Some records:
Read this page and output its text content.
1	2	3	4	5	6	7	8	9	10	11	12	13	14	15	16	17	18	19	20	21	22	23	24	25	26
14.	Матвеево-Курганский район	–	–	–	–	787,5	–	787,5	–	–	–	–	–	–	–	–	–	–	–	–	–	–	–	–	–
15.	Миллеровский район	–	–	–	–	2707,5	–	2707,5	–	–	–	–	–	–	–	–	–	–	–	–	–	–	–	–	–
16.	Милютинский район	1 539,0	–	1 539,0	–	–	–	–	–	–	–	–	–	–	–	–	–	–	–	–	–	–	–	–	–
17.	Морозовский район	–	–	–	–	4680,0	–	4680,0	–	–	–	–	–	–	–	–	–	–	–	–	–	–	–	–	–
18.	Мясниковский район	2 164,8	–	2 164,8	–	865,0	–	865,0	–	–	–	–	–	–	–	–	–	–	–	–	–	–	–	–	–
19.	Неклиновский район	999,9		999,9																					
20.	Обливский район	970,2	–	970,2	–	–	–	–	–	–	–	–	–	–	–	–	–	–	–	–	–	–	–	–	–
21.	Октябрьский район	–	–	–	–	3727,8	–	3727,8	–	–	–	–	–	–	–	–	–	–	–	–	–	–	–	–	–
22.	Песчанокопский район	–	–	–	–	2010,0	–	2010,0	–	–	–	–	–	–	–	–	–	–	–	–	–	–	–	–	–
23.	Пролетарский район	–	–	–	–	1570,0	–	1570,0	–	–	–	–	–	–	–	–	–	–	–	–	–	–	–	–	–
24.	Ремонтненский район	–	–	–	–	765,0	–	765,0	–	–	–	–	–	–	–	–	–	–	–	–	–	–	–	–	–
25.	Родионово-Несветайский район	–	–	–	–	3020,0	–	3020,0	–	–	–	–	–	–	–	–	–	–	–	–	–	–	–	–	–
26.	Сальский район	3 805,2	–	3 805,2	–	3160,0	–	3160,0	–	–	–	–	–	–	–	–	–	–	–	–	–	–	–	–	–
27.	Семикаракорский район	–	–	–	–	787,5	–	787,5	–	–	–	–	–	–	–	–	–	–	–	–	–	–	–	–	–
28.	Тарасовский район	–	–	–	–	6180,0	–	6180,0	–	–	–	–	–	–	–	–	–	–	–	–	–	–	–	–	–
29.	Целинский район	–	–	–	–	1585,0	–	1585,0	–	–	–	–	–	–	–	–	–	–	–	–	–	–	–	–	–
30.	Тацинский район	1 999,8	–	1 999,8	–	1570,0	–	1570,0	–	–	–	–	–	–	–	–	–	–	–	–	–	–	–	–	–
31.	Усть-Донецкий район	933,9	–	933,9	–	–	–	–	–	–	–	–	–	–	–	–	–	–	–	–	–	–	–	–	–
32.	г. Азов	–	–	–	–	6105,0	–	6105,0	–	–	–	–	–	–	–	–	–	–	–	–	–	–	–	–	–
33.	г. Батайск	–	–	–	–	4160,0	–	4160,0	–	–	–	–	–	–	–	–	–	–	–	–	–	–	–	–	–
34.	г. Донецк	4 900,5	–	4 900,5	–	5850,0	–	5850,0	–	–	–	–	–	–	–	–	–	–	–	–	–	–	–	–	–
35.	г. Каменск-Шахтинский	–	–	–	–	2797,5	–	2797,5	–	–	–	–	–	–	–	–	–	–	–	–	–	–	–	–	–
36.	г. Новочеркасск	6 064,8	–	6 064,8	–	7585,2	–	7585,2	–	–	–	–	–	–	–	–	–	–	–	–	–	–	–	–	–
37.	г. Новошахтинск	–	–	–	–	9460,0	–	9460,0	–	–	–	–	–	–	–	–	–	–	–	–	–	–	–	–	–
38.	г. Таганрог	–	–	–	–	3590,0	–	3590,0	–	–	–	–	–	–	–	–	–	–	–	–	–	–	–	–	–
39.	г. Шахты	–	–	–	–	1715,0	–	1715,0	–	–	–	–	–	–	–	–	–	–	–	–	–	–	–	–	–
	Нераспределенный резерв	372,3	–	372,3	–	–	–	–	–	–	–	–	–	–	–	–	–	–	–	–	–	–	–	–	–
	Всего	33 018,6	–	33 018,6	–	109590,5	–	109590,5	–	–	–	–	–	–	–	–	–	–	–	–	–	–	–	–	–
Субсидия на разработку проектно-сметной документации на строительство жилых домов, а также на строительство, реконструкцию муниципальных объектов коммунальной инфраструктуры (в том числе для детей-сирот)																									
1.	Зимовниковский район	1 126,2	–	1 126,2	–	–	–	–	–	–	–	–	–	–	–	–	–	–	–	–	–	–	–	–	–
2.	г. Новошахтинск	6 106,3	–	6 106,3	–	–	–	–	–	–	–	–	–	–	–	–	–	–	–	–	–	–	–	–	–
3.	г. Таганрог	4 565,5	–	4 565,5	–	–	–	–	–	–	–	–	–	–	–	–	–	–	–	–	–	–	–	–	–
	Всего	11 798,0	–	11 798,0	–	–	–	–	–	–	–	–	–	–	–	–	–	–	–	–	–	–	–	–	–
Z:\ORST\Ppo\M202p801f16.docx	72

[Aim of the exercise]
From the listing above, pick out each line where the word "Всего" appears.

[Full output]
	Всего	33 018,6	–	33 018,6	–	109590,5	–	109590,5	–	–	–	–	–	–	–	–	–	–	–	–	–	–	–	–	–
	Всего	11 798,0	–	11 798,0	–	–	–	–	–	–	–	–	–	–	–	–	–	–	–	–	–	–	–	–	–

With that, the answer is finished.